→ Short task
Collect all lines containing the word "this" from the data.

_ _ _

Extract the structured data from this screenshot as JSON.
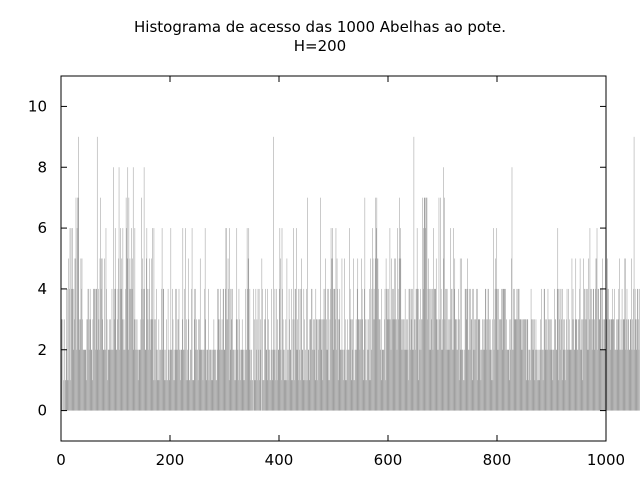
{
  "chart_data": {
    "type": "bar",
    "title": "Histograma de acesso das 1000 Abelhas ao pote.",
    "subtitle": "H=200",
    "xlabel": "",
    "ylabel": "",
    "xlim": [
      0,
      1000
    ],
    "ylim": [
      -1,
      11
    ],
    "xticks": [
      "0",
      "200",
      "400",
      "600",
      "800",
      "1000"
    ],
    "yticks": [
      "0",
      "2",
      "4",
      "6",
      "8",
      "10"
    ],
    "grid": false,
    "bar_color": "#a0a0a0",
    "x": {
      "start": 0,
      "end": 999,
      "step": 1
    },
    "values": [
      1,
      3,
      0,
      3,
      1,
      0,
      3,
      1,
      1,
      2,
      4,
      1,
      4,
      5,
      1,
      4,
      6,
      1,
      6,
      4,
      4,
      6,
      2,
      4,
      3,
      5,
      5,
      7,
      2,
      6,
      7,
      7,
      9,
      3,
      2,
      3,
      5,
      4,
      5,
      3,
      2,
      2,
      2,
      2,
      2,
      2,
      1,
      3,
      3,
      4,
      4,
      2,
      3,
      4,
      3,
      2,
      2,
      1,
      3,
      4,
      4,
      4,
      4,
      2,
      4,
      4,
      9,
      2,
      4,
      3,
      2,
      5,
      7,
      4,
      5,
      5,
      3,
      2,
      2,
      5,
      2,
      2,
      6,
      4,
      3,
      1,
      2,
      2,
      3,
      2,
      3,
      2,
      2,
      4,
      2,
      2,
      8,
      3,
      4,
      6,
      4,
      2,
      2,
      3,
      4,
      5,
      8,
      2,
      4,
      6,
      4,
      5,
      3,
      6,
      2,
      3,
      2,
      2,
      4,
      7,
      6,
      5,
      8,
      2,
      7,
      4,
      5,
      4,
      4,
      6,
      4,
      5,
      8,
      2,
      3,
      6,
      2,
      3,
      2,
      3,
      2,
      1,
      2,
      2,
      2,
      2,
      3,
      7,
      4,
      5,
      3,
      4,
      8,
      4,
      2,
      2,
      5,
      6,
      4,
      3,
      2,
      4,
      5,
      3,
      2,
      3,
      5,
      6,
      3,
      1,
      6,
      3,
      1,
      3,
      2,
      4,
      1,
      2,
      1,
      3,
      2,
      1,
      2,
      2,
      4,
      6,
      2,
      4,
      4,
      1,
      2,
      1,
      2,
      3,
      1,
      1,
      4,
      2,
      2,
      1,
      2,
      6,
      2,
      2,
      4,
      3,
      1,
      2,
      1,
      2,
      4,
      4,
      2,
      2,
      3,
      3,
      4,
      2,
      2,
      1,
      2,
      2,
      3,
      6,
      2,
      2,
      4,
      2,
      6,
      1,
      3,
      1,
      2,
      5,
      3,
      1,
      1,
      2,
      2,
      4,
      6,
      1,
      1,
      1,
      4,
      3,
      4,
      2,
      3,
      2,
      2,
      1,
      3,
      2,
      3,
      5,
      2,
      2,
      2,
      2,
      1,
      2,
      2,
      4,
      6,
      3,
      1,
      2,
      2,
      2,
      4,
      1,
      2,
      2,
      2,
      2,
      1,
      2,
      1,
      2,
      3,
      2,
      2,
      2,
      1,
      1,
      2,
      4,
      4,
      3,
      2,
      3,
      4,
      2,
      2,
      3,
      2,
      4,
      4,
      2,
      2,
      4,
      6,
      6,
      3,
      3,
      5,
      4,
      1,
      6,
      4,
      2,
      3,
      4,
      4,
      2,
      2,
      2,
      1,
      2,
      1,
      3,
      6,
      3,
      2,
      1,
      4,
      3,
      2,
      1,
      2,
      2,
      3,
      2,
      2,
      1,
      1,
      2,
      4,
      2,
      2,
      6,
      4,
      5,
      6,
      2,
      4,
      1,
      2,
      2,
      1,
      1,
      0,
      4,
      1,
      3,
      1,
      4,
      2,
      3,
      1,
      4,
      2,
      4,
      1,
      2,
      3,
      0,
      5,
      4,
      1,
      1,
      1,
      3,
      3,
      4,
      2,
      2,
      4,
      1,
      3,
      2,
      2,
      1,
      1,
      2,
      4,
      1,
      2,
      9,
      2,
      2,
      4,
      1,
      2,
      4,
      1,
      3,
      2,
      2,
      4,
      6,
      5,
      2,
      1,
      6,
      4,
      3,
      2,
      2,
      1,
      1,
      3,
      1,
      5,
      2,
      1,
      2,
      4,
      3,
      2,
      2,
      4,
      1,
      1,
      3,
      6,
      3,
      1,
      4,
      4,
      2,
      6,
      3,
      2,
      4,
      1,
      2,
      4,
      1,
      4,
      5,
      2,
      2,
      1,
      4,
      3,
      1,
      2,
      1,
      4,
      1,
      7,
      2,
      2,
      1,
      3,
      3,
      3,
      4,
      4,
      2,
      2,
      3,
      2,
      3,
      1,
      4,
      3,
      3,
      1,
      3,
      2,
      3,
      3,
      3,
      7,
      2,
      3,
      3,
      1,
      3,
      4,
      3,
      4,
      5,
      2,
      3,
      2,
      4,
      4,
      1,
      1,
      3,
      4,
      6,
      5,
      5,
      6,
      4,
      2,
      4,
      4,
      3,
      6,
      2,
      5,
      4,
      1,
      3,
      3,
      4,
      2,
      2,
      2,
      5,
      2,
      2,
      1,
      2,
      5,
      3,
      1,
      1,
      2,
      3,
      2,
      2,
      2,
      6,
      4,
      3,
      3,
      1,
      3,
      2,
      5,
      1,
      1,
      2,
      2,
      3,
      2,
      4,
      5,
      3,
      3,
      3,
      2,
      3,
      3,
      5,
      4,
      3,
      1,
      2,
      4,
      7,
      3,
      1,
      1,
      3,
      2,
      2,
      3,
      1,
      4,
      5,
      1,
      2,
      4,
      6,
      5,
      3,
      4,
      3,
      5,
      7,
      6,
      7,
      5,
      5,
      4,
      3,
      3,
      3,
      2,
      1,
      4,
      2,
      2,
      2,
      2,
      3,
      4,
      1,
      5,
      4,
      4,
      3,
      4,
      3,
      3,
      6,
      3,
      2,
      5,
      3,
      4,
      3,
      4,
      5,
      3,
      5,
      3,
      3,
      2,
      6,
      4,
      3,
      5,
      7,
      6,
      5,
      3,
      2,
      3,
      2,
      3,
      3,
      2,
      4,
      2,
      3,
      2,
      3,
      2,
      1,
      4,
      4,
      4,
      2,
      3,
      4,
      4,
      2,
      2,
      9,
      3,
      3,
      2,
      4,
      4,
      6,
      4,
      4,
      1,
      3,
      2,
      4,
      2,
      3,
      3,
      7,
      4,
      6,
      7,
      7,
      6,
      7,
      7,
      7,
      3,
      4,
      5,
      2,
      4,
      2,
      4,
      3,
      4,
      4,
      2,
      6,
      4,
      4,
      4,
      4,
      5,
      3,
      2,
      3,
      2,
      7,
      3,
      3,
      7,
      4,
      2,
      2,
      3,
      8,
      5,
      7,
      3,
      4,
      2,
      4,
      4,
      2,
      3,
      2,
      3,
      2,
      6,
      3,
      4,
      4,
      2,
      2,
      6,
      4,
      5,
      3,
      3,
      3,
      2,
      2,
      3,
      4,
      1,
      3,
      5,
      2,
      5,
      2,
      2,
      2,
      1,
      1,
      2,
      4,
      4,
      3,
      4,
      5,
      4,
      2,
      2,
      4,
      2,
      4,
      3,
      3,
      1,
      4,
      4,
      2,
      3,
      2,
      3,
      3,
      4,
      1,
      4,
      3,
      3,
      3,
      3,
      2,
      1,
      2,
      2,
      3,
      3,
      2,
      2,
      3,
      4,
      4,
      3,
      2,
      3,
      4,
      4,
      2,
      3,
      3,
      2,
      2,
      1,
      3,
      1,
      6,
      2,
      3,
      4,
      5,
      4,
      6,
      4,
      2,
      4,
      2,
      3,
      3,
      3,
      3,
      4,
      2,
      4,
      4,
      4,
      4,
      4,
      4,
      2,
      3,
      2,
      2,
      2,
      2,
      1,
      3,
      2,
      3,
      5,
      8,
      2,
      2,
      4,
      3,
      4,
      3,
      3,
      3,
      4,
      3,
      4,
      4,
      4,
      3,
      3,
      3,
      3,
      2,
      3,
      2,
      3,
      3,
      3,
      3,
      3,
      3,
      1,
      3,
      3,
      1,
      2,
      2,
      2,
      1,
      4,
      3,
      2,
      3,
      2,
      3,
      3,
      1,
      2,
      3,
      2,
      2,
      1,
      2,
      1,
      1,
      2,
      3,
      2,
      4,
      2,
      2,
      1,
      2,
      4,
      4,
      3,
      2,
      3,
      2,
      2,
      4,
      3,
      2,
      3,
      2,
      3,
      3,
      2,
      2,
      1,
      2,
      2,
      4,
      3,
      3,
      2,
      2,
      4,
      6,
      4,
      1,
      3,
      4,
      2,
      4,
      3,
      1,
      4,
      3,
      2,
      3,
      2,
      1,
      2,
      3,
      4,
      2,
      2,
      4,
      3,
      2,
      2,
      2,
      2,
      5,
      3,
      4,
      3,
      2,
      2,
      3,
      5,
      3,
      3,
      2,
      2,
      3,
      3,
      4,
      5,
      2,
      2,
      3,
      3,
      1,
      5,
      3,
      4,
      4,
      3,
      3,
      4,
      2,
      4,
      5,
      2,
      3,
      6,
      4,
      3,
      4,
      2,
      3,
      4,
      4,
      3,
      2,
      4,
      5,
      5,
      6,
      2,
      4,
      4,
      3,
      3,
      4,
      4,
      2,
      4,
      5,
      3,
      2,
      3,
      3,
      2,
      2,
      3,
      3,
      5,
      4,
      4,
      3,
      3,
      3,
      2,
      3,
      3,
      4,
      3,
      3,
      3,
      4,
      2,
      2,
      2,
      3,
      2,
      3,
      3,
      4,
      5,
      2,
      2,
      3,
      2,
      4,
      2,
      3,
      3,
      3,
      5,
      5,
      2,
      3,
      4,
      2,
      3,
      3,
      2,
      2,
      3,
      3,
      5,
      2,
      3,
      2,
      4,
      9,
      2,
      4,
      3,
      2,
      3,
      4,
      4,
      3,
      2,
      4
    ]
  }
}
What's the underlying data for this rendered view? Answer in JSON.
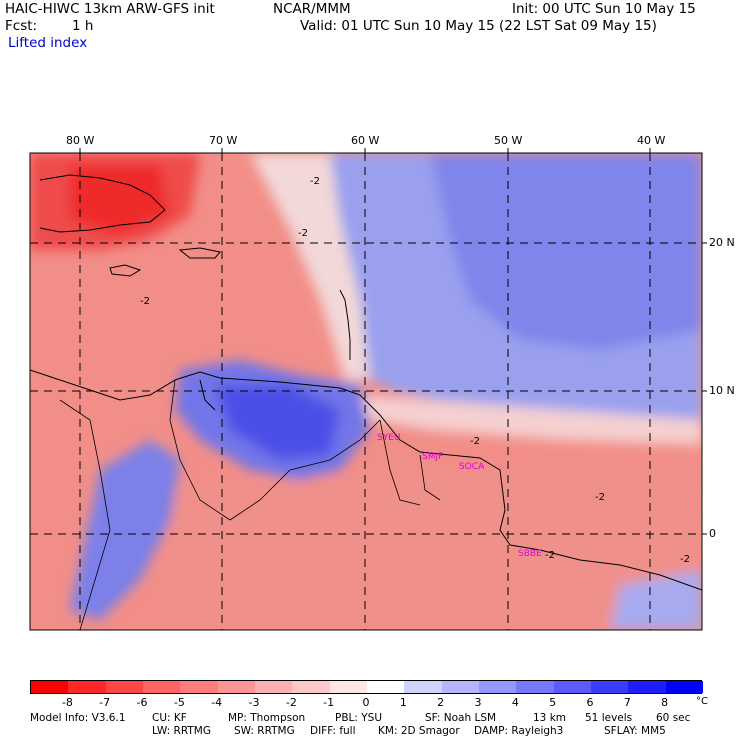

_ _ _

→ Exercise solution
Extract the structured data from this screenshot as JSON.
What's the underlying data for this rendered view? Answer in JSON.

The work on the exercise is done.